[WHAT IS NEEDED]: Give the number of lines that include the string "JSON", nothing more.

[EXTRACTED MATERIAL]:
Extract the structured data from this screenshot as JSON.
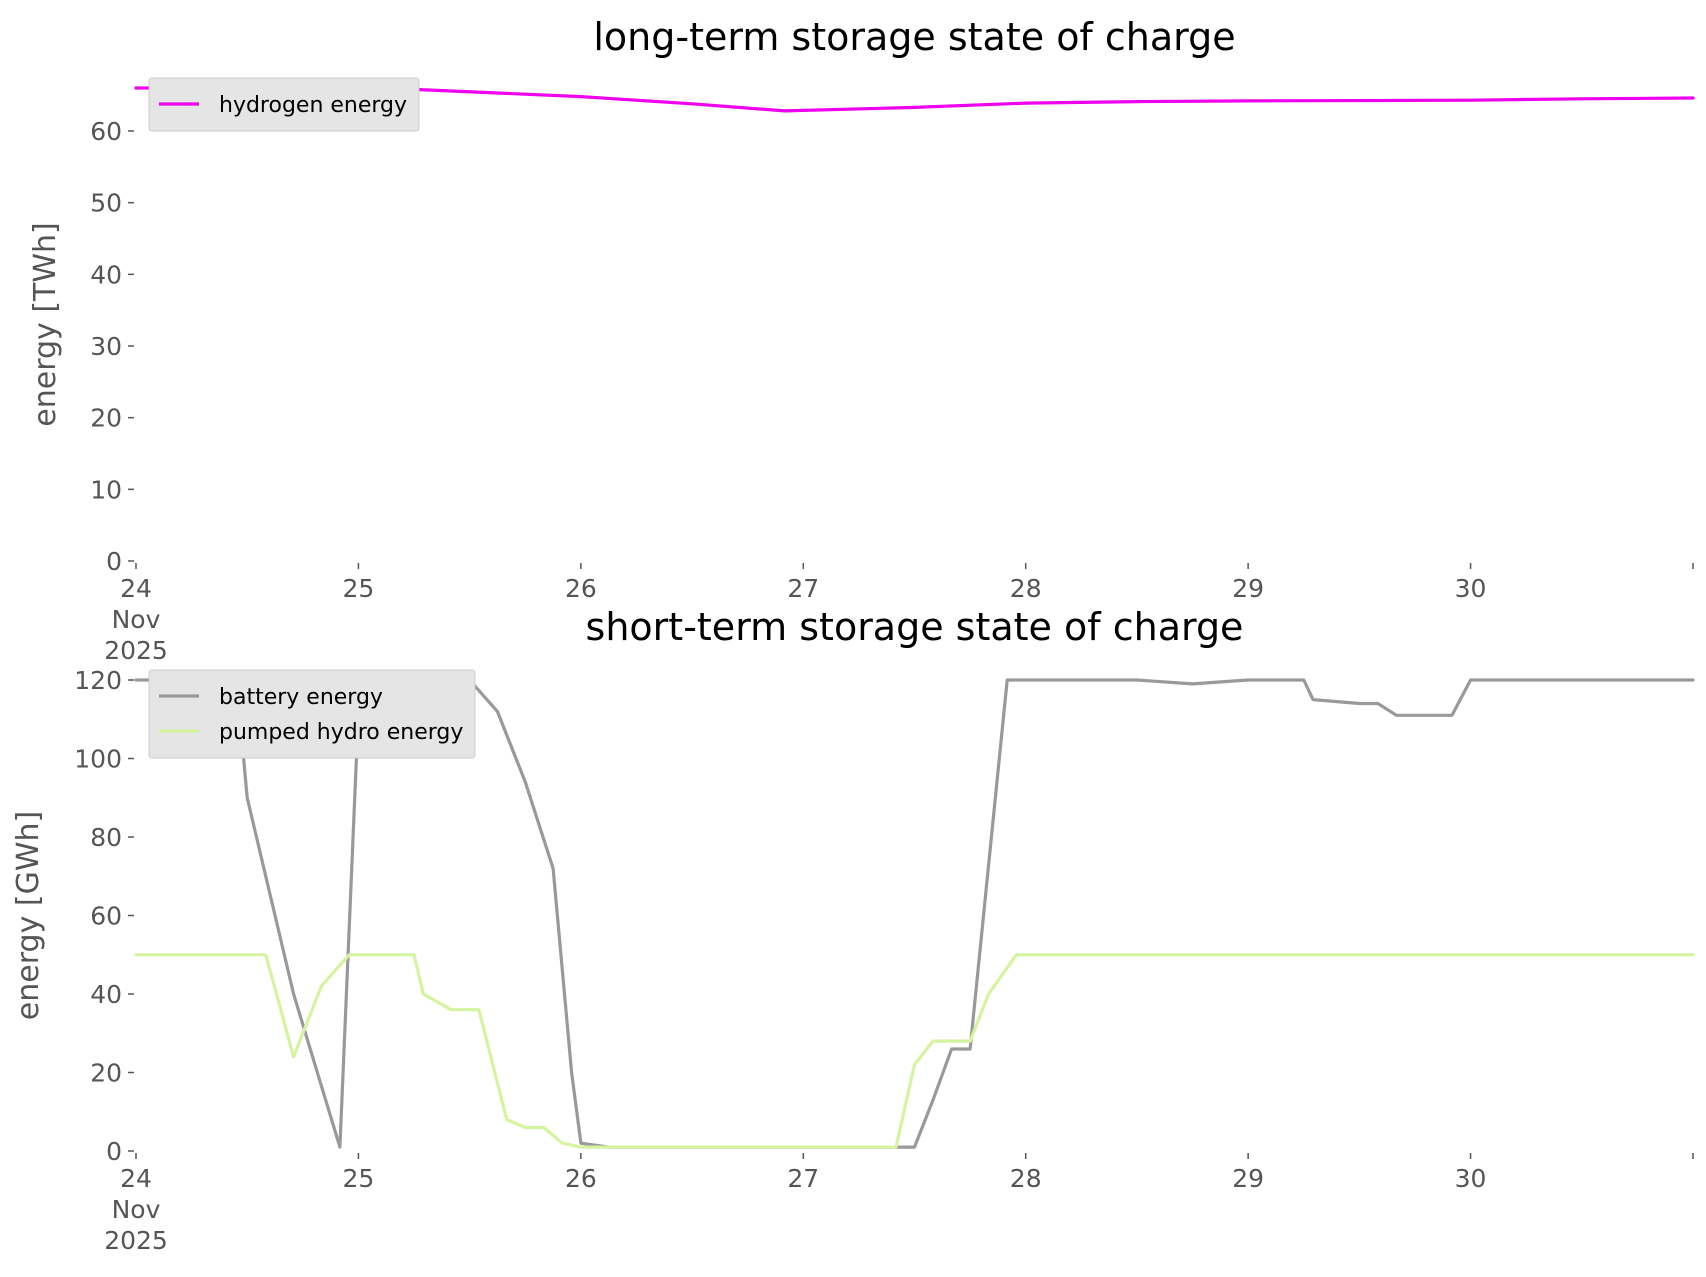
{
  "chart_data": [
    {
      "type": "line",
      "title": "long-term storage state of charge",
      "xlabel": "",
      "ylabel": "energy [TWh]",
      "ylim": [
        0,
        66
      ],
      "yticks": [
        "0",
        "10",
        "20",
        "30",
        "40",
        "50",
        "60"
      ],
      "x_tick_labels": [
        "24\nNov\n2025",
        "25",
        "26",
        "27",
        "28",
        "29",
        "30"
      ],
      "xlim": [
        "2025-11-24",
        "2025-12-01"
      ],
      "grid": false,
      "legend_position": "top-left",
      "series": [
        {
          "name": "hydrogen energy",
          "color": "#ee00ee",
          "x": [
            "2025-11-24 00:00",
            "2025-11-25 00:00",
            "2025-11-25 06:00",
            "2025-11-26 00:00",
            "2025-11-26 12:00",
            "2025-11-26 22:00",
            "2025-11-27 12:00",
            "2025-11-28 00:00",
            "2025-11-28 12:00",
            "2025-11-29 00:00",
            "2025-11-30 00:00",
            "2025-11-30 12:00",
            "2025-12-01 00:00"
          ],
          "values": [
            66.0,
            66.0,
            65.8,
            64.8,
            63.8,
            62.8,
            63.3,
            63.9,
            64.1,
            64.2,
            64.3,
            64.5,
            64.6
          ]
        }
      ]
    },
    {
      "type": "line",
      "title": "short-term storage state of charge",
      "xlabel": "",
      "ylabel": "energy [GWh]",
      "ylim": [
        0,
        120
      ],
      "yticks": [
        "0",
        "20",
        "40",
        "60",
        "80",
        "100",
        "120"
      ],
      "x_tick_labels": [
        "24\nNov\n2025",
        "25",
        "26",
        "27",
        "28",
        "29",
        "30"
      ],
      "xlim": [
        "2025-11-24",
        "2025-12-01"
      ],
      "grid": false,
      "legend_position": "top-left",
      "series": [
        {
          "name": "battery energy",
          "color": "#999999",
          "x": [
            "2025-11-24 00:00",
            "2025-11-24 06:00",
            "2025-11-24 07:00",
            "2025-11-24 11:00",
            "2025-11-24 12:00",
            "2025-11-24 17:00",
            "2025-11-24 22:00",
            "2025-11-25 00:00",
            "2025-11-25 08:00",
            "2025-11-25 12:00",
            "2025-11-25 15:00",
            "2025-11-25 18:00",
            "2025-11-25 21:00",
            "2025-11-25 23:00",
            "2025-11-26 00:00",
            "2025-11-26 03:00",
            "2025-11-26 06:00",
            "2025-11-26 09:00",
            "2025-11-26 12:00",
            "2025-11-26 14:00",
            "2025-11-26 16:00",
            "2025-11-27 00:00",
            "2025-11-27 12:00",
            "2025-11-27 14:00",
            "2025-11-27 16:00",
            "2025-11-27 18:00",
            "2025-11-27 22:00",
            "2025-11-28 00:00",
            "2025-11-28 12:00",
            "2025-11-28 18:00",
            "2025-11-29 00:00",
            "2025-11-29 06:00",
            "2025-11-29 07:00",
            "2025-11-29 12:00",
            "2025-11-29 14:00",
            "2025-11-29 16:00",
            "2025-11-29 20:00",
            "2025-11-29 22:00",
            "2025-11-30 00:00",
            "2025-12-01 00:00"
          ],
          "values": [
            120,
            120,
            116,
            116,
            90,
            40,
            1,
            112,
            112,
            120,
            112,
            94,
            72,
            20,
            2,
            1,
            1,
            1,
            1,
            1,
            1,
            1,
            1,
            13,
            26,
            26,
            120,
            120,
            120,
            119,
            120,
            120,
            115,
            114,
            114,
            111,
            111,
            111,
            120,
            120
          ]
        },
        {
          "name": "pumped hydro energy",
          "color": "#d4f4a0",
          "x": [
            "2025-11-24 00:00",
            "2025-11-24 14:00",
            "2025-11-24 17:00",
            "2025-11-24 20:00",
            "2025-11-24 23:00",
            "2025-11-25 00:00",
            "2025-11-25 06:00",
            "2025-11-25 07:00",
            "2025-11-25 10:00",
            "2025-11-25 13:00",
            "2025-11-25 16:00",
            "2025-11-25 18:00",
            "2025-11-25 20:00",
            "2025-11-25 21:00",
            "2025-11-25 22:00",
            "2025-11-26 00:00",
            "2025-11-27 10:00",
            "2025-11-27 12:00",
            "2025-11-27 14:00",
            "2025-11-27 16:00",
            "2025-11-27 18:00",
            "2025-11-27 20:00",
            "2025-11-27 23:00",
            "2025-11-28 00:00",
            "2025-12-01 00:00"
          ],
          "values": [
            50,
            50,
            24,
            42,
            50,
            50,
            50,
            40,
            36,
            36,
            8,
            6,
            6,
            4,
            2,
            1,
            1,
            22,
            28,
            28,
            28,
            40,
            50,
            50,
            50
          ]
        }
      ]
    }
  ]
}
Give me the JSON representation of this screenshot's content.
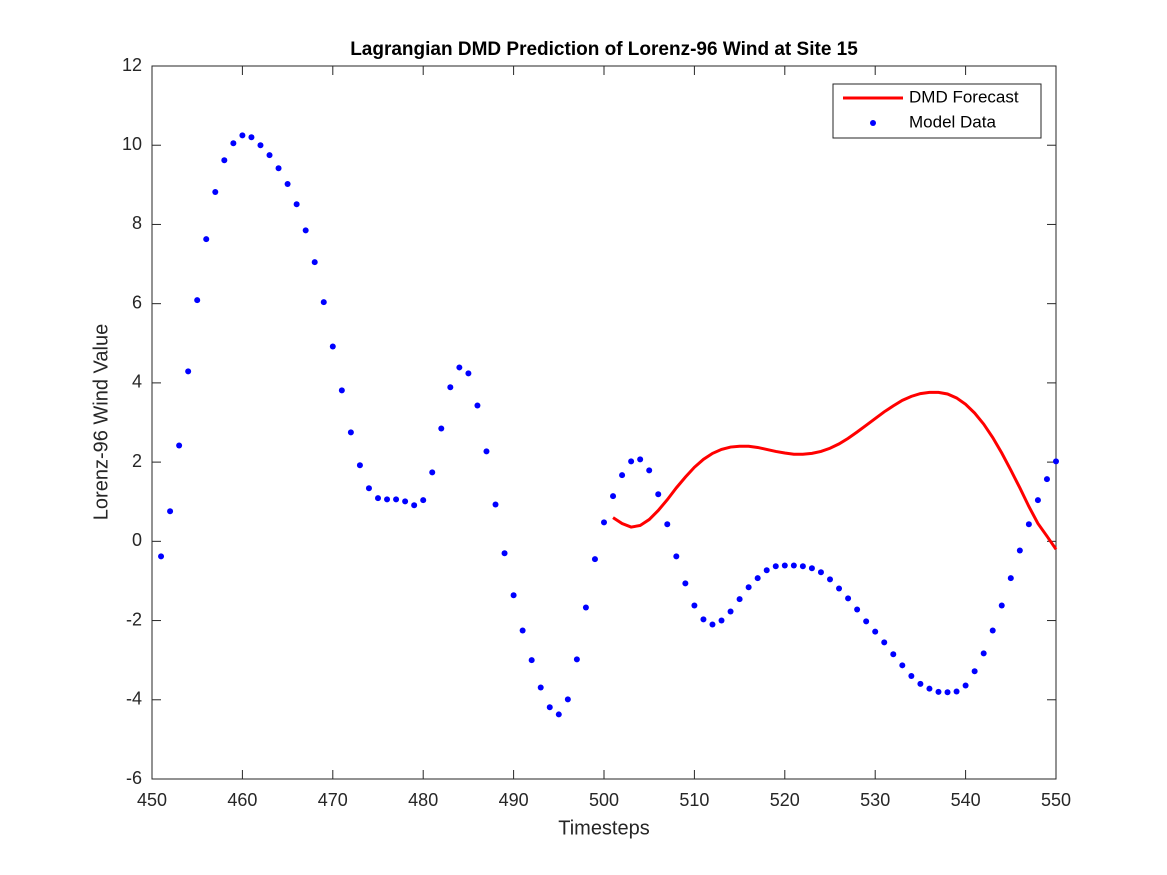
{
  "chart_data": {
    "type": "line",
    "title": "Lagrangian DMD Prediction of Lorenz-96 Wind at Site 15",
    "x_label": "Timesteps",
    "y_label": "Lorenz-96 Wind Value",
    "xlim": [
      450,
      550
    ],
    "xticks": [
      450,
      460,
      470,
      480,
      490,
      500,
      510,
      520,
      530,
      540,
      550
    ],
    "ylim": [
      -6,
      12
    ],
    "yticks": [
      -6,
      -4,
      -2,
      0,
      2,
      4,
      6,
      8,
      10,
      12
    ],
    "legend": "upper right",
    "series": [
      {
        "name": "DMD Forecast",
        "color": "#ff0000",
        "style": "line",
        "x": [
          501,
          502,
          503,
          504,
          505,
          506,
          507,
          508,
          509,
          510,
          511,
          512,
          513,
          514,
          515,
          516,
          517,
          518,
          519,
          520,
          521,
          522,
          523,
          524,
          525,
          526,
          527,
          528,
          529,
          530,
          531,
          532,
          533,
          534,
          535,
          536,
          537,
          538,
          539,
          540,
          541,
          542,
          543,
          544,
          545,
          546,
          547,
          548,
          549,
          550
        ],
        "values": [
          0.6,
          0.45,
          0.36,
          0.4,
          0.55,
          0.78,
          1.05,
          1.35,
          1.62,
          1.87,
          2.07,
          2.22,
          2.32,
          2.38,
          2.4,
          2.4,
          2.37,
          2.32,
          2.27,
          2.23,
          2.2,
          2.2,
          2.22,
          2.27,
          2.35,
          2.46,
          2.6,
          2.76,
          2.93,
          3.1,
          3.27,
          3.42,
          3.56,
          3.66,
          3.73,
          3.76,
          3.76,
          3.72,
          3.62,
          3.46,
          3.24,
          2.96,
          2.62,
          2.23,
          1.8,
          1.35,
          0.88,
          0.45,
          0.13,
          -0.2
        ]
      },
      {
        "name": "Model Data",
        "color": "#0000ff",
        "style": "marker",
        "x": [
          451,
          452,
          453,
          454,
          455,
          456,
          457,
          458,
          459,
          460,
          461,
          462,
          463,
          464,
          465,
          466,
          467,
          468,
          469,
          470,
          471,
          472,
          473,
          474,
          475,
          476,
          477,
          478,
          479,
          480,
          481,
          482,
          483,
          484,
          485,
          486,
          487,
          488,
          489,
          490,
          491,
          492,
          493,
          494,
          495,
          496,
          497,
          498,
          499,
          500,
          501,
          502,
          503,
          504,
          505,
          506,
          507,
          508,
          509,
          510,
          511,
          512,
          513,
          514,
          515,
          516,
          517,
          518,
          519,
          520,
          521,
          522,
          523,
          524,
          525,
          526,
          527,
          528,
          529,
          530,
          531,
          532,
          533,
          534,
          535,
          536,
          537,
          538,
          539,
          540,
          541,
          542,
          543,
          544,
          545,
          546,
          547,
          548,
          549,
          550
        ],
        "values": [
          -0.38,
          0.76,
          2.42,
          4.29,
          6.09,
          7.63,
          8.82,
          9.62,
          10.05,
          10.25,
          10.2,
          10.0,
          9.75,
          9.42,
          9.02,
          8.51,
          7.85,
          7.05,
          6.04,
          4.92,
          3.81,
          2.75,
          1.92,
          1.34,
          1.09,
          1.06,
          1.06,
          1.01,
          0.91,
          1.04,
          1.74,
          2.85,
          3.89,
          4.39,
          4.24,
          3.43,
          2.27,
          0.93,
          -0.3,
          -1.36,
          -2.25,
          -3.0,
          -3.69,
          -4.19,
          -4.37,
          -3.99,
          -2.98,
          -1.67,
          -0.45,
          0.48,
          1.14,
          1.67,
          2.02,
          2.07,
          1.79,
          1.19,
          0.43,
          -0.38,
          -1.06,
          -1.62,
          -1.97,
          -2.1,
          -2.0,
          -1.77,
          -1.46,
          -1.16,
          -0.93,
          -0.73,
          -0.63,
          -0.61,
          -0.61,
          -0.63,
          -0.68,
          -0.78,
          -0.96,
          -1.19,
          -1.44,
          -1.72,
          -2.02,
          -2.28,
          -2.55,
          -2.85,
          -3.13,
          -3.4,
          -3.6,
          -3.72,
          -3.8,
          -3.81,
          -3.79,
          -3.64,
          -3.28,
          -2.83,
          -2.25,
          -1.62,
          -0.93,
          -0.23,
          0.43,
          1.04,
          1.57,
          2.02
        ]
      }
    ]
  }
}
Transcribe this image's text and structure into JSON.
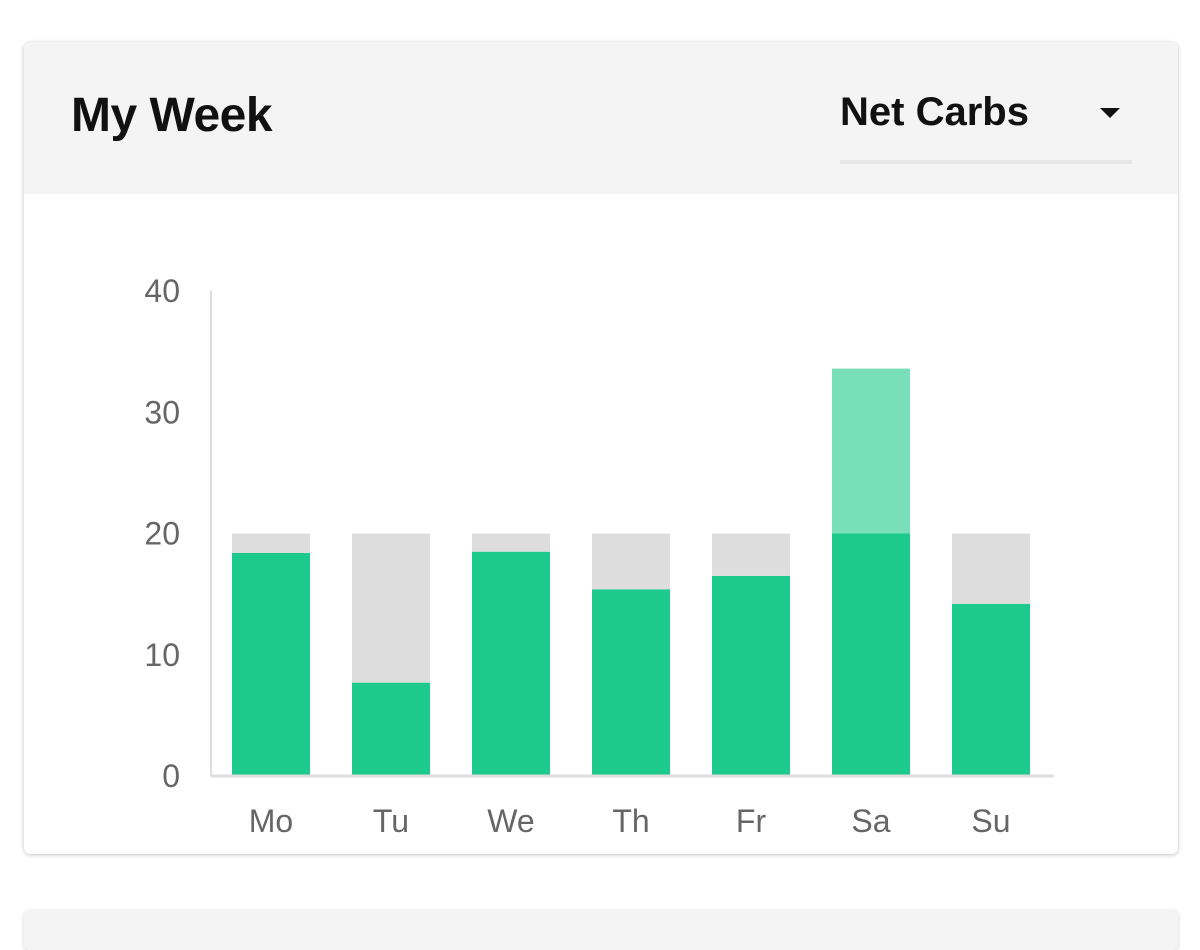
{
  "card": {
    "title": "My Week",
    "metric_select": {
      "value": "Net Carbs",
      "caret_icon": "caret-down-icon"
    }
  },
  "chart_data": {
    "type": "bar",
    "categories": [
      "Mo",
      "Tu",
      "We",
      "Th",
      "Fr",
      "Sa",
      "Su"
    ],
    "goal": 20,
    "series": [
      {
        "values": [
          18.4,
          7.7,
          18.5,
          15.4,
          16.5,
          20,
          14.2
        ]
      },
      {
        "values": [
          1.6,
          12.3,
          1.5,
          4.6,
          3.5,
          0,
          5.8
        ]
      },
      {
        "values": [
          0,
          0,
          0,
          0,
          0,
          13.6,
          0
        ]
      }
    ],
    "yticks": [
      "0",
      "10",
      "20",
      "30",
      "40"
    ],
    "ylim": [
      0,
      40
    ],
    "grid": false,
    "colors": {
      "consumed": "#1ec98e",
      "remaining": "#dddddd",
      "over": "#79dfbb",
      "axis": "#dddddd",
      "tick_label": "#666666"
    }
  }
}
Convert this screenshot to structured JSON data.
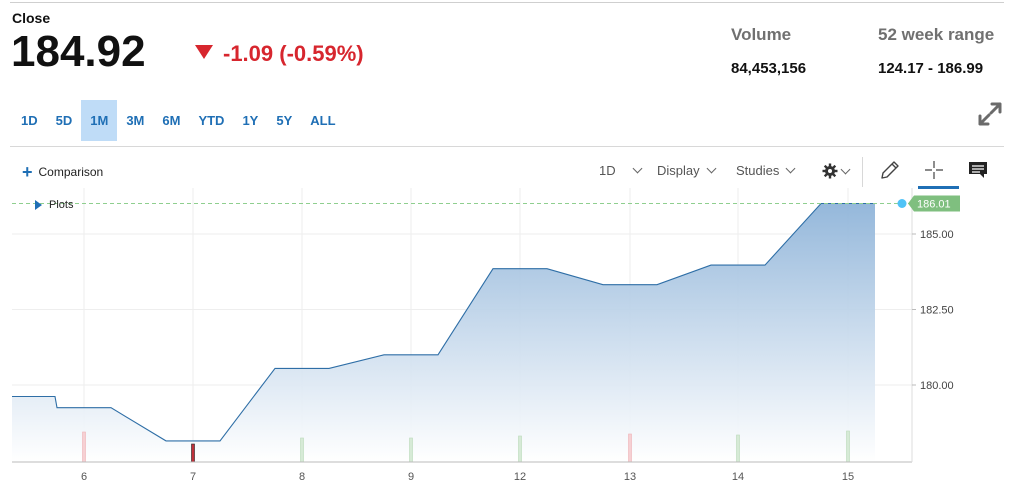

[TASK RESULT]: 4